Challenge
Retype each record shown below, leaving every character as it is.
-- Start of Materials provided --
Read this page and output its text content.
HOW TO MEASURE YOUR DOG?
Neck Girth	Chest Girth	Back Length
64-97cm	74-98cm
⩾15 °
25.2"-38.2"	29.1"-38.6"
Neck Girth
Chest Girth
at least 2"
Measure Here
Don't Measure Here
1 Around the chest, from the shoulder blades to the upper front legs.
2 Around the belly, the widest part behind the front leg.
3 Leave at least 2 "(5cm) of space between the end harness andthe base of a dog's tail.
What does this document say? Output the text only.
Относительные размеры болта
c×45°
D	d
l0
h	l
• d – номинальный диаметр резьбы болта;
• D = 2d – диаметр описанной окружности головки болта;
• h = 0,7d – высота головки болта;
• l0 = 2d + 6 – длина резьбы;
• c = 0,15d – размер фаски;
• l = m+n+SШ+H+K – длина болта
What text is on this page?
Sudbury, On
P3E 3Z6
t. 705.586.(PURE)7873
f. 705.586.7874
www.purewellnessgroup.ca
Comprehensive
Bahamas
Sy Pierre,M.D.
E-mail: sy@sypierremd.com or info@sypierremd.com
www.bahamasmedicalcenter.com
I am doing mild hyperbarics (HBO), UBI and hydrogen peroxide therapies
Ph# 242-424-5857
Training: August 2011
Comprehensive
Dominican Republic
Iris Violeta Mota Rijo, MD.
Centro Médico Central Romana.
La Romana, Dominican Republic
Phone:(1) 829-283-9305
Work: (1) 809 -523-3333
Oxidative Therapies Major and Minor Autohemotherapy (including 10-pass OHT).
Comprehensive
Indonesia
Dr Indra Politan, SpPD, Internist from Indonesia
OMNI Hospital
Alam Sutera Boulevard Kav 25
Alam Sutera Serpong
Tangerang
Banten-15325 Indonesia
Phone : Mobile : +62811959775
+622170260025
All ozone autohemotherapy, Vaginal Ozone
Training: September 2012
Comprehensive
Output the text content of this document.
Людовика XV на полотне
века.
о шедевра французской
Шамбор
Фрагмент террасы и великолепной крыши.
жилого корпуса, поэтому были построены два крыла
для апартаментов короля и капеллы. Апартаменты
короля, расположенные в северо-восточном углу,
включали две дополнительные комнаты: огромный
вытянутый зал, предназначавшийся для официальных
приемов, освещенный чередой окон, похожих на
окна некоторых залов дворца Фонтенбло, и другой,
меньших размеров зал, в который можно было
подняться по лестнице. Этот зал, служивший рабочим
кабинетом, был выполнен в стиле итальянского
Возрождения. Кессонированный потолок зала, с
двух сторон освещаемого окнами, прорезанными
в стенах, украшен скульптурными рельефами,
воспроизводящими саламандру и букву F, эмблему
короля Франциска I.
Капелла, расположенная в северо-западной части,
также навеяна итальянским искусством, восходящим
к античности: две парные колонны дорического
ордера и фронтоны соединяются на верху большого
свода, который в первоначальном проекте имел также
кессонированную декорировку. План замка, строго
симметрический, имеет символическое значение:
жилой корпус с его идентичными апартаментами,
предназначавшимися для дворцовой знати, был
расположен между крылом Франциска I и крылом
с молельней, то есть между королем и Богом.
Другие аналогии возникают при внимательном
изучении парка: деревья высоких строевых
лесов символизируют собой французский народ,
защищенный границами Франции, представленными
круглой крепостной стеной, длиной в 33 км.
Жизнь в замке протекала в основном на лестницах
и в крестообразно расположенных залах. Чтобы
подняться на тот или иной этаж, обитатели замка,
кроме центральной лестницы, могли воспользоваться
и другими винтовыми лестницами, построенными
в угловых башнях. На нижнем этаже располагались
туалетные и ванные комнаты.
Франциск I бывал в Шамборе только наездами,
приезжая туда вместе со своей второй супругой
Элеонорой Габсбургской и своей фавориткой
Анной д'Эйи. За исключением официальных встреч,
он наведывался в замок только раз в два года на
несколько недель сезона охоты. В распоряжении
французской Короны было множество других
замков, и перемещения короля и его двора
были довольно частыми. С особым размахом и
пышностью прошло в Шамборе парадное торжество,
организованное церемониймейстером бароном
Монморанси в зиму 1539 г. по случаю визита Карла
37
-- End of Materials provided --
Output
Read this page and output its text content.
HOW TO MEASURE YOUR DOG?
Neck Girth	Chest Girth	Back Length
64-97cm	74-98cm
⩾15 °
25.2"-38.2"	29.1"-38.6"
Neck Girth
Chest Girth
at least 2"
Measure Here
Don't Measure Here
1 Around the chest, from the shoulder blades to the upper front legs.
2 Around the belly, the widest part behind the front leg.
3 Leave at least 2 "(5cm) of space between the end harness andthe base of a dog's tail.
What does this document say? Output the text only.
Относительные размеры болта
c×45°
D	d
l0
h	l
• d – номинальный диаметр резьбы болта;
• D = 2d – диаметр описанной окружности головки болта;
• h = 0,7d – высота головки болта;
• l0 = 2d + 6 – длина резьбы;
• c = 0,15d – размер фаски;
• l = m+n+SШ+H+K – длина болта
What text is on this page?
Sudbury, On
P3E 3Z6
t. 705.586.(PURE)7873
f. 705.586.7874
www.purewellnessgroup.ca
Comprehensive
Bahamas
Sy Pierre,M.D.
E-mail: sy@sypierremd.com or info@sypierremd.com
www.bahamasmedicalcenter.com
I am doing mild hyperbarics (HBO), UBI and hydrogen peroxide therapies
Ph# 242-424-5857
Training: August 2011
Comprehensive
Dominican Republic
Iris Violeta Mota Rijo, MD.
Centro Médico Central Romana.
La Romana, Dominican Republic
Phone:(1) 829-283-9305
Work: (1) 809 -523-3333
Oxidative Therapies Major and Minor Autohemotherapy (including 10-pass OHT).
Comprehensive
Indonesia
Dr Indra Politan, SpPD, Internist from Indonesia
OMNI Hospital
Alam Sutera Boulevard Kav 25
Alam Sutera Serpong
Tangerang
Banten-15325 Indonesia
Phone : Mobile : +62811959775
+622170260025
All ozone autohemotherapy, Vaginal Ozone
Training: September 2012
Comprehensive
Output the text content of this document.
Людовика XV на полотне
века.
о шедевра французской
Шамбор
Фрагмент террасы и великолепной крыши.
жилого корпуса, поэтому были построены два крыла
для апартаментов короля и капеллы. Апартаменты
короля, расположенные в северо-восточном углу,
включали две дополнительные комнаты: огромный
вытянутый зал, предназначавшийся для официальных
приемов, освещенный чередой окон, похожих на
окна некоторых залов дворца Фонтенбло, и другой,
меньших размеров зал, в который можно было
подняться по лестнице. Этот зал, служивший рабочим
кабинетом, был выполнен в стиле итальянского
Возрождения. Кессонированный потолок зала, с
двух сторон освещаемого окнами, прорезанными
в стенах, украшен скульптурными рельефами,
воспроизводящими саламандру и букву F, эмблему
короля Франциска I.
Капелла, расположенная в северо-западной части,
также навеяна итальянским искусством, восходящим
к античности: две парные колонны дорического
ордера и фронтоны соединяются на верху большого
свода, который в первоначальном проекте имел также
кессонированную декорировку. План замка, строго
симметрический, имеет символическое значение:
жилой корпус с его идентичными апартаментами,
предназначавшимися для дворцовой знати, был
расположен между крылом Франциска I и крылом
с молельней, то есть между королем и Богом.
Другие аналогии возникают при внимательном
изучении парка: деревья высоких строевых
лесов символизируют собой французский народ,
защищенный границами Франции, представленными
круглой крепостной стеной, длиной в 33 км.
Жизнь в замке протекала в основном на лестницах
и в крестообразно расположенных залах. Чтобы
подняться на тот или иной этаж, обитатели замка,
кроме центральной лестницы, могли воспользоваться
и другими винтовыми лестницами, построенными
в угловых башнях. На нижнем этаже располагались
туалетные и ванные комнаты.
Франциск I бывал в Шамборе только наездами,
приезжая туда вместе со своей второй супругой
Элеонорой Габсбургской и своей фавориткой
Анной д'Эйи. За исключением официальных встреч,
он наведывался в замок только раз в два года на
несколько недель сезона охоты. В распоряжении
французской Короны было множество других
замков, и перемещения короля и его двора
были довольно частыми. С особым размахом и
пышностью прошло в Шамборе парадное торжество,
организованное церемониймейстером бароном
Монморанси в зиму 1539 г. по случаю визита Карла
37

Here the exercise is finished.